Excerpt from a dataset:
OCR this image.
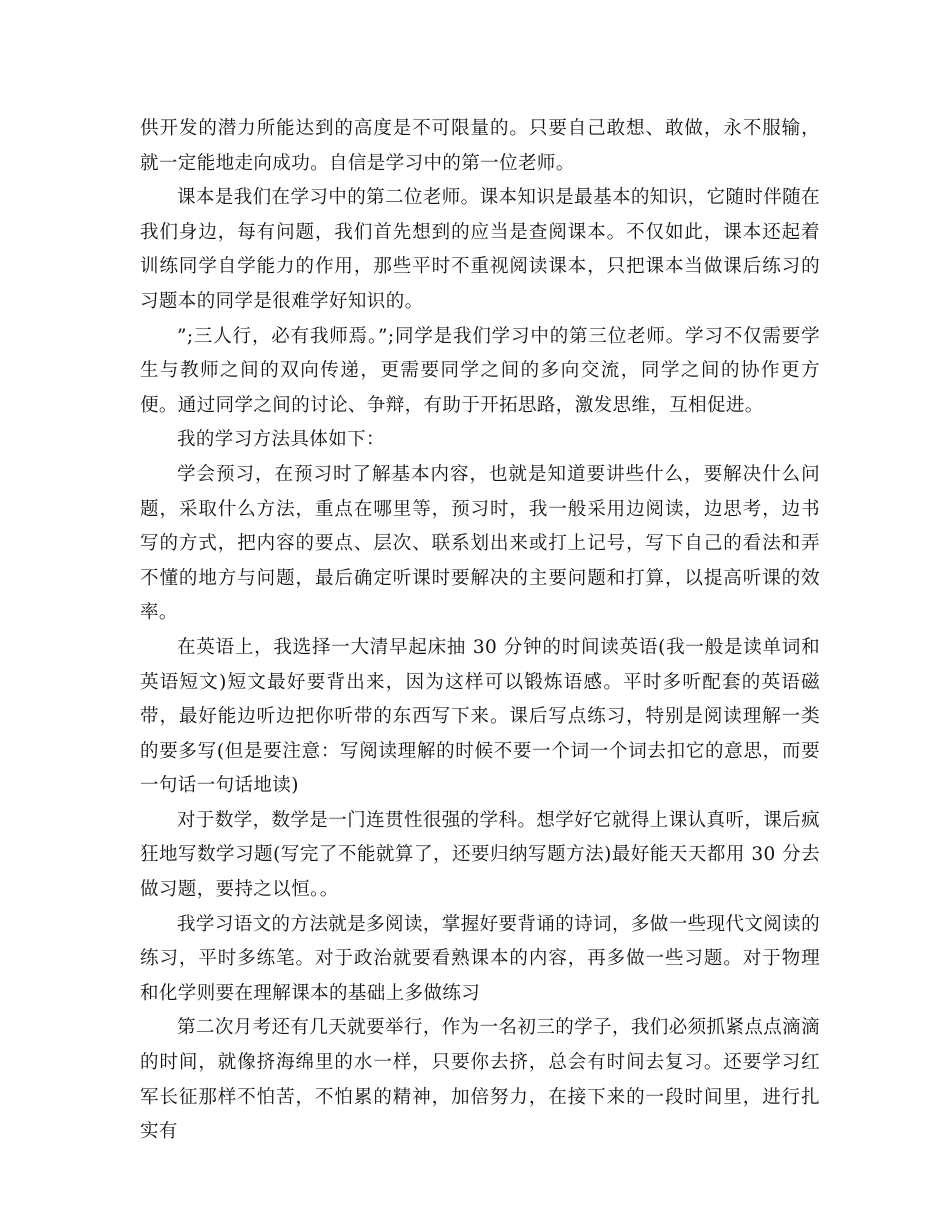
供开发的潜力所能达到的高度是不可限量的。只要自己敢想、敢做，永不服输，就一定能地走向成功。自信是学习中的第一位老师。

课本是我们在学习中的第二位老师。课本知识是最基本的知识，它随时伴随在我们身边，每有问题，我们首先想到的应当是查阅课本。不仅如此，课本还起着训练同学自学能力的作用，那些平时不重视阅读课本，只把课本当做课后练习的习题本的同学是很难学好知识的。

”;三人行，必有我师焉。”;同学是我们学习中的第三位老师。学习不仅需要学生与教师之间的双向传递，更需要同学之间的多向交流，同学之间的协作更方便。通过同学之间的讨论、争辩，有助于开拓思路，激发思维，互相促进。

我的学习方法具体如下：

学会预习，在预习时了解基本内容，也就是知道要讲些什么，要解决什么问题，采取什么方法，重点在哪里等，预习时，我一般采用边阅读，边思考，边书写的方式，把内容的要点、层次、联系划出来或打上记号，写下自己的看法和弄不懂的地方与问题，最后确定听课时要解决的主要问题和打算，以提高听课的效率。

在英语上，我选择一大清早起床抽 30 分钟的时间读英语(我一般是读单词和英语短文)短文最好要背出来，因为这样可以锻炼语感。平时多听配套的英语磁带，最好能边听边把你听带的东西写下来。课后写点练习，特别是阅读理解一类的要多写(但是要注意：写阅读理解的时候不要一个词一个词去扣它的意思，而要一句话一句话地读)

对于数学，数学是一门连贯性很强的学科。想学好它就得上课认真听，课后疯狂地写数学习题(写完了不能就算了，还要归纳写题方法)最好能天天都用 30 分去做习题，要持之以恒。。

我学习语文的方法就是多阅读，掌握好要背诵的诗词，多做一些现代文阅读的练习，平时多练笔。对于政治就要看熟课本的内容，再多做一些习题。对于物理和化学则要在理解课本的基础上多做练习

第二次月考还有几天就要举行，作为一名初三的学子，我们必须抓紧点点滴滴的时间，就像挤海绵里的水一样，只要你去挤，总会有时间去复习。还要学习红军长征那样不怕苦，不怕累的精神，加倍努力，在接下来的一段时间里，进行扎实有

Given problem – Pictures in the records should not appear in your copy, but everything else must be transcribed exactly.

Result –
OCR this image.
供开发的潜力所能达到的高度是不可限量的。只要自己敢想、敢做，永不服输，就一定能地走向成功。自信是学习中的第一位老师。

课本是我们在学习中的第二位老师。课本知识是最基本的知识，它随时伴随在我们身边，每有问题，我们首先想到的应当是查阅课本。不仅如此，课本还起着训练同学自学能力的作用，那些平时不重视阅读课本，只把课本当做课后练习的习题本的同学是很难学好知识的。

”;三人行，必有我师焉。”;同学是我们学习中的第三位老师。学习不仅需要学生与教师之间的双向传递，更需要同学之间的多向交流，同学之间的协作更方便。通过同学之间的讨论、争辩，有助于开拓思路，激发思维，互相促进。

我的学习方法具体如下：

学会预习，在预习时了解基本内容，也就是知道要讲些什么，要解决什么问题，采取什么方法，重点在哪里等，预习时，我一般采用边阅读，边思考，边书写的方式，把内容的要点、层次、联系划出来或打上记号，写下自己的看法和弄不懂的地方与问题，最后确定听课时要解决的主要问题和打算，以提高听课的效率。

在英语上，我选择一大清早起床抽 30 分钟的时间读英语(我一般是读单词和英语短文)短文最好要背出来，因为这样可以锻炼语感。平时多听配套的英语磁带，最好能边听边把你听带的东西写下来。课后写点练习，特别是阅读理解一类的要多写(但是要注意：写阅读理解的时候不要一个词一个词去扣它的意思，而要一句话一句话地读)

对于数学，数学是一门连贯性很强的学科。想学好它就得上课认真听，课后疯狂地写数学习题(写完了不能就算了，还要归纳写题方法)最好能天天都用 30 分去做习题，要持之以恒。。

我学习语文的方法就是多阅读，掌握好要背诵的诗词，多做一些现代文阅读的练习，平时多练笔。对于政治就要看熟课本的内容，再多做一些习题。对于物理和化学则要在理解课本的基础上多做练习

第二次月考还有几天就要举行，作为一名初三的学子，我们必须抓紧点点滴滴的时间，就像挤海绵里的水一样，只要你去挤，总会有时间去复习。还要学习红军长征那样不怕苦，不怕累的精神，加倍努力，在接下来的一段时间里，进行扎实有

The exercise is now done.